> [WHAT YOU HAVE TO DO] An image-free reproduction of the data below is needed: print it exactly.

==== DATA TO PROCESS ====

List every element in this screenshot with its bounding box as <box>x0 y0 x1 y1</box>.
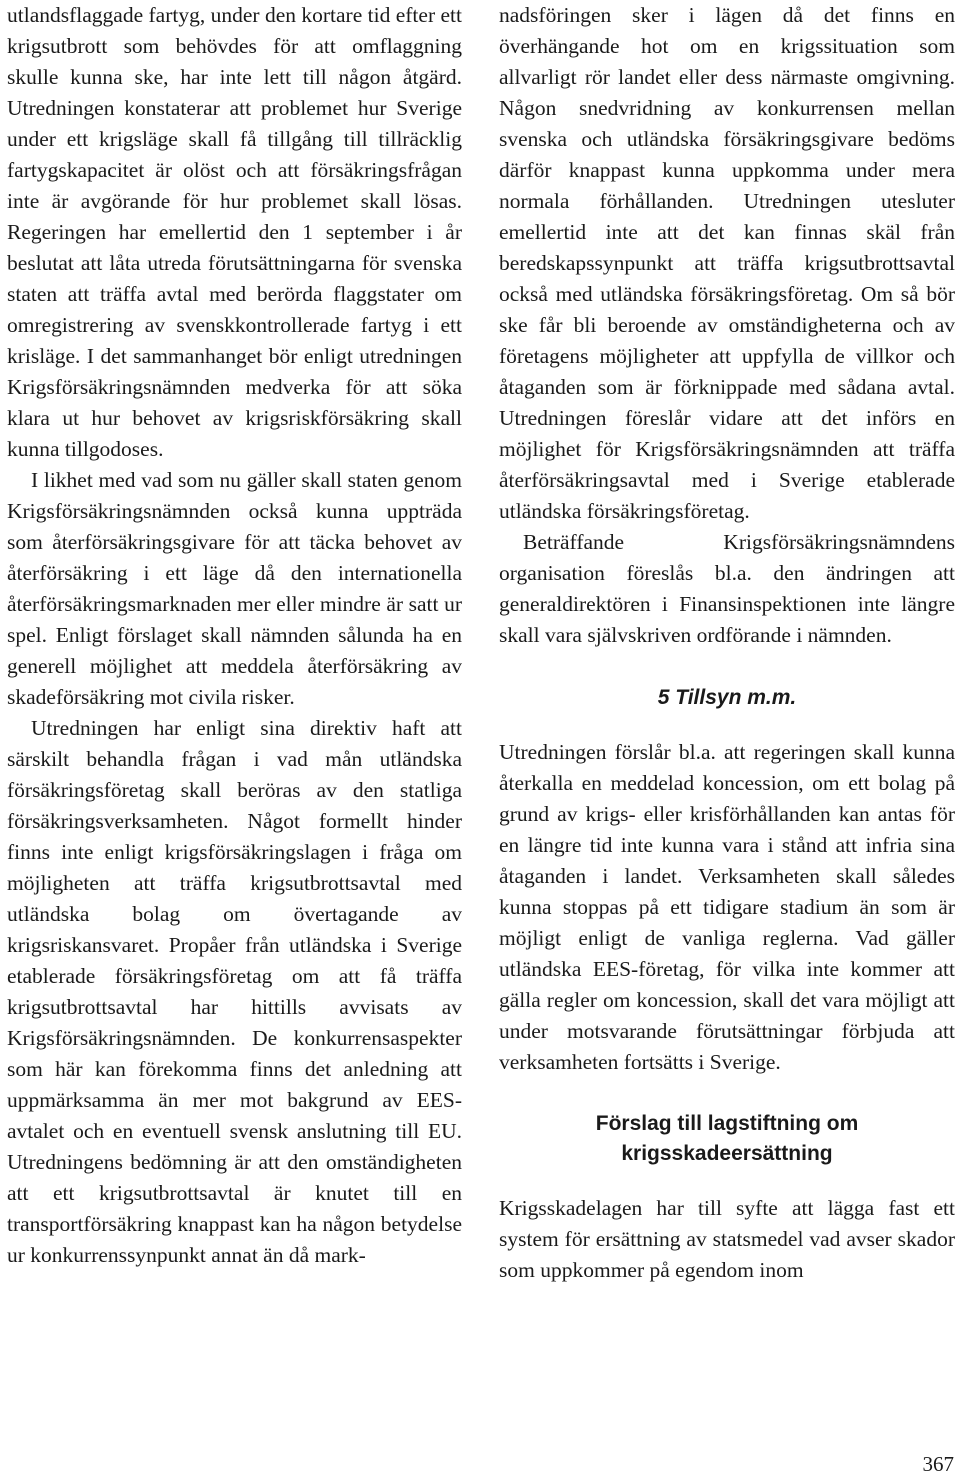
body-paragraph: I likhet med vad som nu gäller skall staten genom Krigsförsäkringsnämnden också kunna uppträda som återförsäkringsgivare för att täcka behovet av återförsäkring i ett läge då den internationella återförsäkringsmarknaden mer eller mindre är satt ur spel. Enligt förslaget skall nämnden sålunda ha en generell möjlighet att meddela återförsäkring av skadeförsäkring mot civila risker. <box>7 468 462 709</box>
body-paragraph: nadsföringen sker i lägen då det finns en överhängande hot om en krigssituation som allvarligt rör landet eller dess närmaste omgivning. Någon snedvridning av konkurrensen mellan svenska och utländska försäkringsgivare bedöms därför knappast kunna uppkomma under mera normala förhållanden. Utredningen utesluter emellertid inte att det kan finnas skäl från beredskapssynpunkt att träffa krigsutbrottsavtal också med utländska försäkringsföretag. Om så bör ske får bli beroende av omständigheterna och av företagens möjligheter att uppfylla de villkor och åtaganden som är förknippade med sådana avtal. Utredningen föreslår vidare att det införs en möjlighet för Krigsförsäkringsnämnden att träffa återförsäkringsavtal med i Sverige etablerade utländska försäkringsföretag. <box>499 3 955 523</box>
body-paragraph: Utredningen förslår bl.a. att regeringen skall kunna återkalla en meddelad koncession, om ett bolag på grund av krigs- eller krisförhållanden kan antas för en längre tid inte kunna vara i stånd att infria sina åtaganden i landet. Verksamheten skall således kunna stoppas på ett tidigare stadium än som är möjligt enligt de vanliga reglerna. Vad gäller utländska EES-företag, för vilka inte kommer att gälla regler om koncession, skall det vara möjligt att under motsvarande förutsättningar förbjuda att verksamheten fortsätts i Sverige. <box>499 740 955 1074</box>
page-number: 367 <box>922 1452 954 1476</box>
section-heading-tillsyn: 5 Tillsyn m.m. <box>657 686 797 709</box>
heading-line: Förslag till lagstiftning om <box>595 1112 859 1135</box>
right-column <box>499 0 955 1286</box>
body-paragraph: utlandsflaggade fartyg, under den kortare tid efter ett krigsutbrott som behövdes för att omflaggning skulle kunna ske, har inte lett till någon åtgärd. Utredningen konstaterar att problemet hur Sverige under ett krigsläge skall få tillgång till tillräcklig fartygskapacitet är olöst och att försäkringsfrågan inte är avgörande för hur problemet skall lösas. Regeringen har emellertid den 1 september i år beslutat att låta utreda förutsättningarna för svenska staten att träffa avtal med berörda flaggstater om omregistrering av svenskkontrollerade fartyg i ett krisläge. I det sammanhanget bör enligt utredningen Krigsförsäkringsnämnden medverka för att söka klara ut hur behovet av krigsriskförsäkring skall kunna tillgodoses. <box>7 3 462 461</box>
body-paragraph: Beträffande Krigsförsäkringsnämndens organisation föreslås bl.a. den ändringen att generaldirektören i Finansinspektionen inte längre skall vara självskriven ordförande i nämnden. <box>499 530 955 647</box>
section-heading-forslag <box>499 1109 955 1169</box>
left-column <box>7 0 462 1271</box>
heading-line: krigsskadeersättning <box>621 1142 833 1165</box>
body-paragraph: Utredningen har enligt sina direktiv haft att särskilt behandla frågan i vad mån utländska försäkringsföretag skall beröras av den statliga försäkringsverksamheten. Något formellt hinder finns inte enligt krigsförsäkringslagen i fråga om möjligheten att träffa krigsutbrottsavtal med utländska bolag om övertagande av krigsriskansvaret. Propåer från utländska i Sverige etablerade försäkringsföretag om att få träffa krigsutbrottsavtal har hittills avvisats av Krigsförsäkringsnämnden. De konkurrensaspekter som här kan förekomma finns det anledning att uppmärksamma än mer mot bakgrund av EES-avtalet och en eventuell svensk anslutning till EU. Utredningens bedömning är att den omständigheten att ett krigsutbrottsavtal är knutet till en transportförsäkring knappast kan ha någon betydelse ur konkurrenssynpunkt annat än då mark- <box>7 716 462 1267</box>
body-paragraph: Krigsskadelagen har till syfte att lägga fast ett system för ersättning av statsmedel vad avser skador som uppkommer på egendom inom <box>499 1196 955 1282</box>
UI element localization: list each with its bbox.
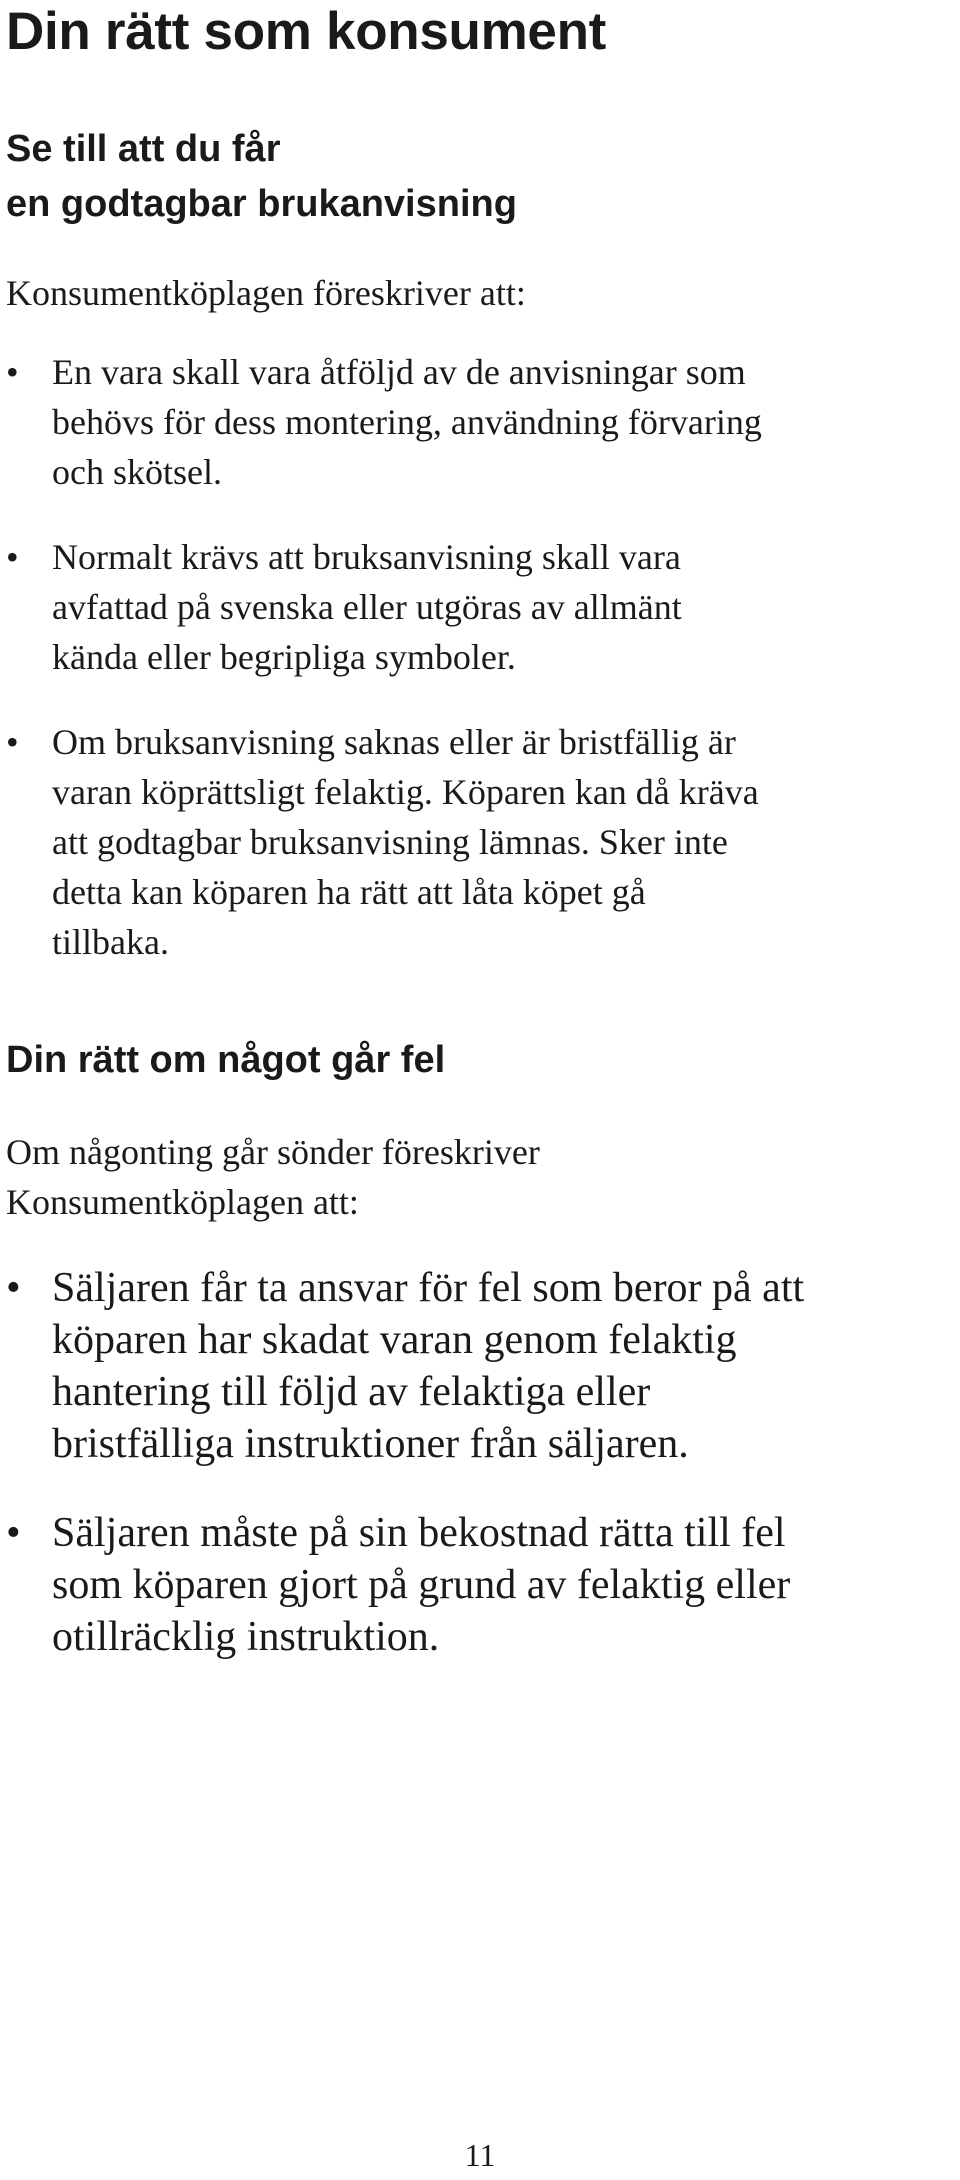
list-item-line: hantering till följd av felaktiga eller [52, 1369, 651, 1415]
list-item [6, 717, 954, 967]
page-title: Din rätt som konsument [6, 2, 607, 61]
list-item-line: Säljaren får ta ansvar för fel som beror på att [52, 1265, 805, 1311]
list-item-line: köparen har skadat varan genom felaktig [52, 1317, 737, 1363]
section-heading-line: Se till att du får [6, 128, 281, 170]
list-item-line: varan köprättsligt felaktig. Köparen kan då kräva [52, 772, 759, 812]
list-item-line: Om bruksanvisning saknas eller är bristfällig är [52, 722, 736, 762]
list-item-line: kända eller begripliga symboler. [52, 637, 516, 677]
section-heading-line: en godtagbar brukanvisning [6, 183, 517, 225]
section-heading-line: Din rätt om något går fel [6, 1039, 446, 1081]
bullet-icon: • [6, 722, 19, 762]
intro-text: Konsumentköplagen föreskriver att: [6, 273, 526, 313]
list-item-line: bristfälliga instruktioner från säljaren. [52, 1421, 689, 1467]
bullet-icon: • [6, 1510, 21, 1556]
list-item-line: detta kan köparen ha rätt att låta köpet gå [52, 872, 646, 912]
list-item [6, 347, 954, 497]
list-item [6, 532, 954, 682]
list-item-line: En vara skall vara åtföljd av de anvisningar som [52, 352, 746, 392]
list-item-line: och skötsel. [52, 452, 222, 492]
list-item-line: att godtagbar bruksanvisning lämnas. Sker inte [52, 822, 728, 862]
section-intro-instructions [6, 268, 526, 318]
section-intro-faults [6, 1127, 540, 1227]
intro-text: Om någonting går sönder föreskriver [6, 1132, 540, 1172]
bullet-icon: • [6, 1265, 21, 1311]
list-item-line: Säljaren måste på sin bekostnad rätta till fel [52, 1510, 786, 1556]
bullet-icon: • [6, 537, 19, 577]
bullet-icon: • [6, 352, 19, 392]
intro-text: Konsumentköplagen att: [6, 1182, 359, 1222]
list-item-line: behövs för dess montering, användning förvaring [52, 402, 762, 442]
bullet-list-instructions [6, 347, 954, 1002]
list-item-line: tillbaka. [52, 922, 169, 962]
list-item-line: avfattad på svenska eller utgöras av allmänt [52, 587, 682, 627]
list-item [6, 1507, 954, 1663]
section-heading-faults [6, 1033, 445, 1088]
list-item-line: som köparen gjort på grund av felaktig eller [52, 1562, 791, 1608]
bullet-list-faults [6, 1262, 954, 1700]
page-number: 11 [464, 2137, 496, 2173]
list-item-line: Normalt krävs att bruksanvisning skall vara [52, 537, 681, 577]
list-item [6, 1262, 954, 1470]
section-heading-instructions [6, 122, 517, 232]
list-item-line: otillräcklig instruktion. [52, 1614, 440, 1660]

====

> [ANSWER SPACE]
List every element in this screenshot with its bounding box as <box>x0 y0 x1 y1</box>.
body-paragraph: I likhet med vad som nu gäller skall staten genom Krigsförsäkringsnämnden också kunna uppträda som återförsäkringsgivare för att täcka behovet av återförsäkring i ett läge då den internationella återförsäkringsmarknaden mer eller mindre är satt ur spel. Enligt förslaget skall nämnden sålunda ha en generell möjlighet att meddela återförsäkring av skadeförsäkring mot civila risker. <box>7 468 462 709</box>
body-paragraph: nadsföringen sker i lägen då det finns en överhängande hot om en krigssituation som allvarligt rör landet eller dess närmaste omgivning. Någon snedvridning av konkurrensen mellan svenska och utländska försäkringsgivare bedöms därför knappast kunna uppkomma under mera normala förhållanden. Utredningen utesluter emellertid inte att det kan finnas skäl från beredskapssynpunkt att träffa krigsutbrottsavtal också med utländska försäkringsföretag. Om så bör ske får bli beroende av omständigheterna och av företagens möjligheter att uppfylla de villkor och åtaganden som är förknippade med sådana avtal. Utredningen föreslår vidare att det införs en möjlighet för Krigsförsäkringsnämnden att träffa återförsäkringsavtal med i Sverige etablerade utländska försäkringsföretag. <box>499 3 955 523</box>
body-paragraph: Utredningen förslår bl.a. att regeringen skall kunna återkalla en meddelad koncession, om ett bolag på grund av krigs- eller krisförhållanden kan antas för en längre tid inte kunna vara i stånd att infria sina åtaganden i landet. Verksamheten skall således kunna stoppas på ett tidigare stadium än som är möjligt enligt de vanliga reglerna. Vad gäller utländska EES-företag, för vilka inte kommer att gälla regler om koncession, skall det vara möjligt att under motsvarande förutsättningar förbjuda att verksamheten fortsätts i Sverige. <box>499 740 955 1074</box>
page-number: 367 <box>922 1452 954 1476</box>
section-heading-tillsyn: 5 Tillsyn m.m. <box>657 686 797 709</box>
heading-line: Förslag till lagstiftning om <box>595 1112 859 1135</box>
right-column <box>499 0 955 1286</box>
body-paragraph: utlandsflaggade fartyg, under den kortare tid efter ett krigsutbrott som behövdes för att omflaggning skulle kunna ske, har inte lett till någon åtgärd. Utredningen konstaterar att problemet hur Sverige under ett krigsläge skall få tillgång till tillräcklig fartygskapacitet är olöst och att försäkringsfrågan inte är avgörande för hur problemet skall lösas. Regeringen har emellertid den 1 september i år beslutat att låta utreda förutsättningarna för svenska staten att träffa avtal med berörda flaggstater om omregistrering av svenskkontrollerade fartyg i ett krisläge. I det sammanhanget bör enligt utredningen Krigsförsäkringsnämnden medverka för att söka klara ut hur behovet av krigsriskförsäkring skall kunna tillgodoses. <box>7 3 462 461</box>
body-paragraph: Beträffande Krigsförsäkringsnämndens organisation föreslås bl.a. den ändringen att generaldirektören i Finansinspektionen inte längre skall vara självskriven ordförande i nämnden. <box>499 530 955 647</box>
section-heading-forslag <box>499 1109 955 1169</box>
left-column <box>7 0 462 1271</box>
heading-line: krigsskadeersättning <box>621 1142 833 1165</box>
body-paragraph: Utredningen har enligt sina direktiv haft att särskilt behandla frågan i vad mån utländska försäkringsföretag skall beröras av den statliga försäkringsverksamheten. Något formellt hinder finns inte enligt krigsförsäkringslagen i fråga om möjligheten att träffa krigsutbrottsavtal med utländska bolag om övertagande av krigsriskansvaret. Propåer från utländska i Sverige etablerade försäkringsföretag om att få träffa krigsutbrottsavtal har hittills avvisats av Krigsförsäkringsnämnden. De konkurrensaspekter som här kan förekomma finns det anledning att uppmärksamma än mer mot bakgrund av EES-avtalet och en eventuell svensk anslutning till EU. Utredningens bedömning är att den omständigheten att ett krigsutbrottsavtal är knutet till en transportförsäkring knappast kan ha någon betydelse ur konkurrenssynpunkt annat än då mark- <box>7 716 462 1267</box>
body-paragraph: Krigsskadelagen har till syfte att lägga fast ett system för ersättning av statsmedel vad avser skador som uppkommer på egendom inom <box>499 1196 955 1282</box>
UI element localization: list each with its bbox.
list-item-line: hantering till följd av felaktiga eller [52, 1369, 651, 1415]
list-item [6, 717, 954, 967]
page-title: Din rätt som konsument [6, 2, 607, 61]
list-item-line: Säljaren får ta ansvar för fel som beror på att [52, 1265, 805, 1311]
list-item-line: köparen har skadat varan genom felaktig [52, 1317, 737, 1363]
section-heading-line: Se till att du får [6, 128, 281, 170]
list-item-line: varan köprättsligt felaktig. Köparen kan då kräva [52, 772, 759, 812]
list-item-line: Om bruksanvisning saknas eller är bristfällig är [52, 722, 736, 762]
list-item-line: kända eller begripliga symboler. [52, 637, 516, 677]
section-heading-line: en godtagbar brukanvisning [6, 183, 517, 225]
section-heading-line: Din rätt om något går fel [6, 1039, 446, 1081]
bullet-icon: • [6, 722, 19, 762]
intro-text: Konsumentköplagen föreskriver att: [6, 273, 526, 313]
list-item-line: bristfälliga instruktioner från säljaren. [52, 1421, 689, 1467]
bullet-icon: • [6, 1510, 21, 1556]
list-item-line: detta kan köparen ha rätt att låta köpet gå [52, 872, 646, 912]
list-item [6, 347, 954, 497]
list-item [6, 532, 954, 682]
list-item-line: En vara skall vara åtföljd av de anvisningar som [52, 352, 746, 392]
list-item-line: och skötsel. [52, 452, 222, 492]
list-item-line: att godtagbar bruksanvisning lämnas. Sker inte [52, 822, 728, 862]
section-intro-instructions [6, 268, 526, 318]
section-intro-faults [6, 1127, 540, 1227]
intro-text: Om någonting går sönder föreskriver [6, 1132, 540, 1172]
bullet-icon: • [6, 1265, 21, 1311]
list-item-line: Säljaren måste på sin bekostnad rätta till fel [52, 1510, 786, 1556]
bullet-icon: • [6, 537, 19, 577]
bullet-icon: • [6, 352, 19, 392]
intro-text: Konsumentköplagen att: [6, 1182, 359, 1222]
list-item-line: behövs för dess montering, användning förvaring [52, 402, 762, 442]
bullet-list-instructions [6, 347, 954, 1002]
list-item-line: tillbaka. [52, 922, 169, 962]
list-item-line: avfattad på svenska eller utgöras av allmänt [52, 587, 682, 627]
list-item [6, 1507, 954, 1663]
section-heading-faults [6, 1033, 445, 1088]
list-item-line: som köparen gjort på grund av felaktig eller [52, 1562, 791, 1608]
bullet-list-faults [6, 1262, 954, 1700]
page-number: 11 [464, 2137, 496, 2173]
list-item-line: Normalt krävs att bruksanvisning skall vara [52, 537, 681, 577]
list-item [6, 1262, 954, 1470]
section-heading-instructions [6, 122, 517, 232]
list-item-line: otillräcklig instruktion. [52, 1614, 440, 1660]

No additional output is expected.